:: Supplied records ::

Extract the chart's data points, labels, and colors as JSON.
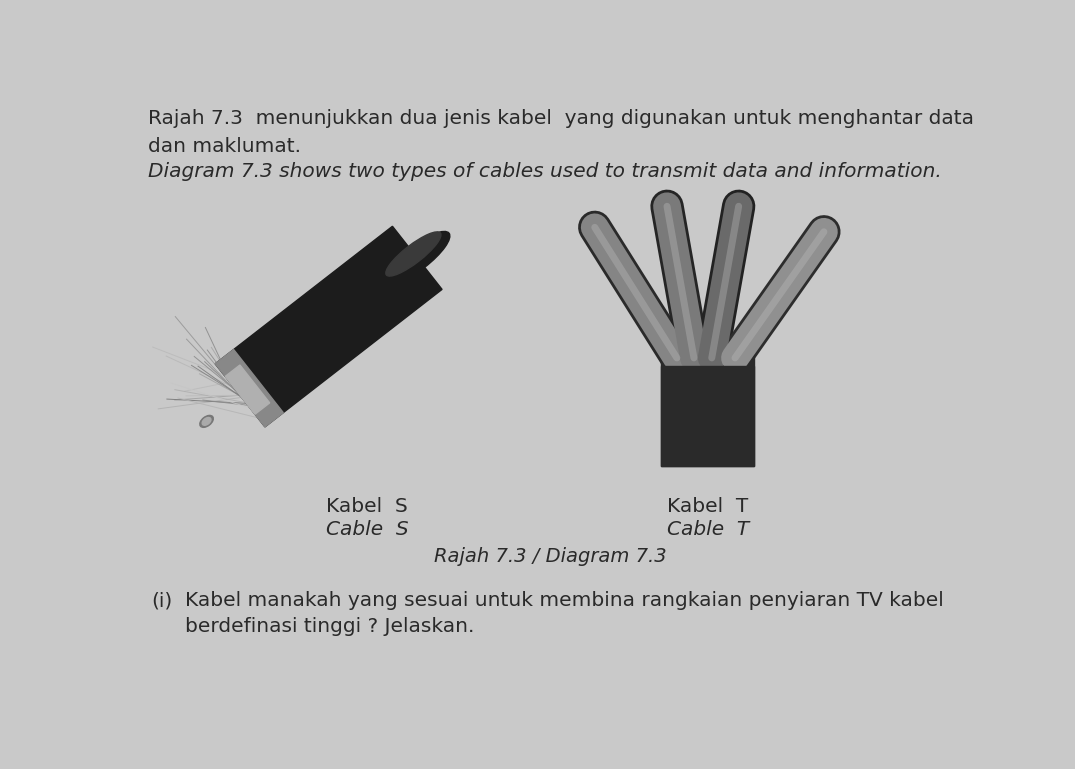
{
  "bg_color": "#c9c9c9",
  "text_color": "#2a2a2a",
  "title_line1": "Rajah 7.3  menunjukkan dua jenis kabel  yang digunakan untuk menghantar data",
  "title_line2": "dan maklumat.",
  "title_line3": "Diagram 7.3 shows two types of cables used to transmit data and information.",
  "label_s_line1": "Kabel  S",
  "label_s_line2": "Cable  S",
  "label_t_line1": "Kabel  T",
  "label_t_line2": "Cable  T",
  "diagram_caption": "Rajah 7.3 / Diagram 7.3",
  "question_prefix": "(i)",
  "question_line1": "Kabel manakah yang sesuai untuk membina rangkaian penyiaran TV kabel",
  "question_line2": "berdefinasi tinggi ? Jelaskan.",
  "title_fontsize": 14.5,
  "label_fontsize": 14.5,
  "caption_fontsize": 14,
  "question_fontsize": 14.5
}
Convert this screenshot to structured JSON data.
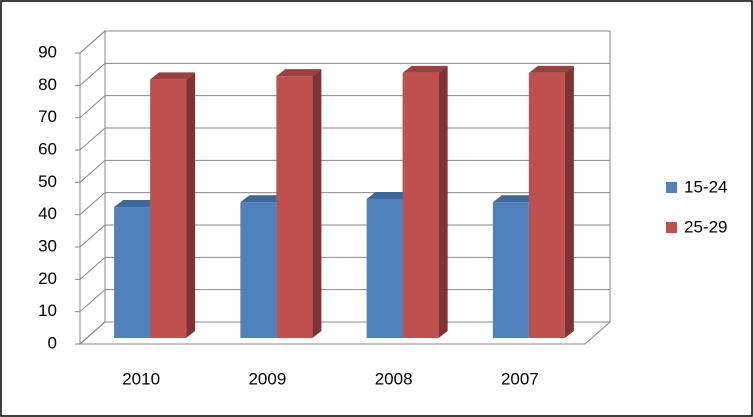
{
  "chart_data": {
    "type": "bar3d",
    "categories": [
      "2010",
      "2009",
      "2008",
      "2007"
    ],
    "series": [
      {
        "name": "15-24",
        "color": "#4f81bd",
        "values": [
          40.5,
          42,
          43,
          42
        ]
      },
      {
        "name": "25-29",
        "color": "#c0504d",
        "values": [
          80,
          81,
          82,
          82
        ]
      }
    ],
    "ylim": [
      0,
      90
    ],
    "yticks": [
      0,
      10,
      20,
      30,
      40,
      50,
      60,
      70,
      80,
      90
    ],
    "grid": true,
    "legend": "right"
  }
}
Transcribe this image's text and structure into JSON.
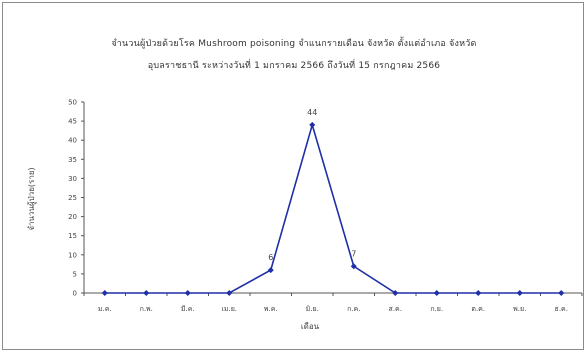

:::

## [Work to do]
All the lines above are to be given again exactly as they read, with the pictures removed.

## [Exercise output]
Extract the chart's data points, labels, and colors as JSON.
{
  "bg_color": "#c9c9c9",
  "text_color": "#2a2a2a",
  "title_line1": "Rajah 7.3  menunjukkan dua jenis kabel  yang digunakan untuk menghantar data",
  "title_line2": "dan maklumat.",
  "title_line3": "Diagram 7.3 shows two types of cables used to transmit data and information.",
  "label_s_line1": "Kabel  S",
  "label_s_line2": "Cable  S",
  "label_t_line1": "Kabel  T",
  "label_t_line2": "Cable  T",
  "diagram_caption": "Rajah 7.3 / Diagram 7.3",
  "question_prefix": "(i)",
  "question_line1": "Kabel manakah yang sesuai untuk membina rangkaian penyiaran TV kabel",
  "question_line2": "berdefinasi tinggi ? Jelaskan.",
  "title_fontsize": 14.5,
  "label_fontsize": 14.5,
  "caption_fontsize": 14,
  "question_fontsize": 14.5
}
Convert this screenshot to structured JSON data.
{
  "chart_data": {
    "type": "bar3d",
    "categories": [
      "2010",
      "2009",
      "2008",
      "2007"
    ],
    "series": [
      {
        "name": "15-24",
        "color": "#4f81bd",
        "values": [
          40.5,
          42,
          43,
          42
        ]
      },
      {
        "name": "25-29",
        "color": "#c0504d",
        "values": [
          80,
          81,
          82,
          82
        ]
      }
    ],
    "ylim": [
      0,
      90
    ],
    "yticks": [
      0,
      10,
      20,
      30,
      40,
      50,
      60,
      70,
      80,
      90
    ],
    "grid": true,
    "legend": "right"
  }
}
Transcribe this image's text and structure into JSON.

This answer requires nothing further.